## EXERCISE AIM
The required output is a single number: how many lines of the material contain the string "hellip".

## EXTRACTED DATA
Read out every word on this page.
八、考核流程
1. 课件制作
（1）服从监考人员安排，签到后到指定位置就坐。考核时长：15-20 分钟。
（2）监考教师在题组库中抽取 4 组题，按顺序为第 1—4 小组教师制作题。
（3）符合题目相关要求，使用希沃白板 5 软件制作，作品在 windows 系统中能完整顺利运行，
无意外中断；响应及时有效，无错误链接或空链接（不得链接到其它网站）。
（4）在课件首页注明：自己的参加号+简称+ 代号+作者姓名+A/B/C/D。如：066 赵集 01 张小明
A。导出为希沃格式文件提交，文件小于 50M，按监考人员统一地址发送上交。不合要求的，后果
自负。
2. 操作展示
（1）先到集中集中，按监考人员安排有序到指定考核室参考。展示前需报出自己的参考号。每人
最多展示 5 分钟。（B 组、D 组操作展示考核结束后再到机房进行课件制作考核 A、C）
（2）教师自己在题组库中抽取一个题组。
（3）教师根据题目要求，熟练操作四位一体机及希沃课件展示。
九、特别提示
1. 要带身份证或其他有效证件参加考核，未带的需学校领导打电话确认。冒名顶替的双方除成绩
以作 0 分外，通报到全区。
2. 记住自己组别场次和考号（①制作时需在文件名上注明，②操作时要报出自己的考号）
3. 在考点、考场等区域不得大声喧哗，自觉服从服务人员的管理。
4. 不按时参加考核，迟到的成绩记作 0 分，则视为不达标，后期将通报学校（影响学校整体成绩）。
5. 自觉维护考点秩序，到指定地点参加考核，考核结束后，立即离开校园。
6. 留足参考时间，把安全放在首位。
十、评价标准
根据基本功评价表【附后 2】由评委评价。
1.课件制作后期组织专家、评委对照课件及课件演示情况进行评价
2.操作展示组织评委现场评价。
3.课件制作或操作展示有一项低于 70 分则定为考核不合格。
--
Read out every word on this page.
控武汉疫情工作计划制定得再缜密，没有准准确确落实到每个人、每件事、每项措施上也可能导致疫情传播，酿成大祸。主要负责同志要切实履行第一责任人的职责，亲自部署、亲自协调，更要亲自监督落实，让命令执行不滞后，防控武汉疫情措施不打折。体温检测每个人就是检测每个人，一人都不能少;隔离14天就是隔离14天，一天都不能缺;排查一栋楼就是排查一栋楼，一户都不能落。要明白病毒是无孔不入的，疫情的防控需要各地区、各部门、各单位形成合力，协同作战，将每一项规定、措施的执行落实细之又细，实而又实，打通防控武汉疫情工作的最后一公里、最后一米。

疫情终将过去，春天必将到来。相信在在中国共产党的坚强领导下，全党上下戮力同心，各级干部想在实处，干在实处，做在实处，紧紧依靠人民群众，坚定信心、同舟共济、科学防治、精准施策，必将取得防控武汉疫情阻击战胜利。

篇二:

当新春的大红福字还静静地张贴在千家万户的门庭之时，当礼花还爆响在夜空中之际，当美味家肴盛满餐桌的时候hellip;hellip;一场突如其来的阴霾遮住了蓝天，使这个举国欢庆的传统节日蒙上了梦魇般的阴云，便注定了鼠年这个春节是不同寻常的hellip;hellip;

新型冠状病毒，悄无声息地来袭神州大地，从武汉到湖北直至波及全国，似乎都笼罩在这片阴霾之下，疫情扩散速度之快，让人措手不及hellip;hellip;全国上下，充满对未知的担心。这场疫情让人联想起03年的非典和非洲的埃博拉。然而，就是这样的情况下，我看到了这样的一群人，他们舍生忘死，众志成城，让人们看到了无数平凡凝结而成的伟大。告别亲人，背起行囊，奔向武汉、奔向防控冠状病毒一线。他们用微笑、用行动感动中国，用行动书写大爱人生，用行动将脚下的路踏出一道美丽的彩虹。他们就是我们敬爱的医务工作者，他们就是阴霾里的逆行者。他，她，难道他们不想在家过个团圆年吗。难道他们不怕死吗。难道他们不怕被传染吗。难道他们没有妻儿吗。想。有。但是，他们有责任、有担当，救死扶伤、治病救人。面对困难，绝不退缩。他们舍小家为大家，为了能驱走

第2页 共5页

## SOLUTION
2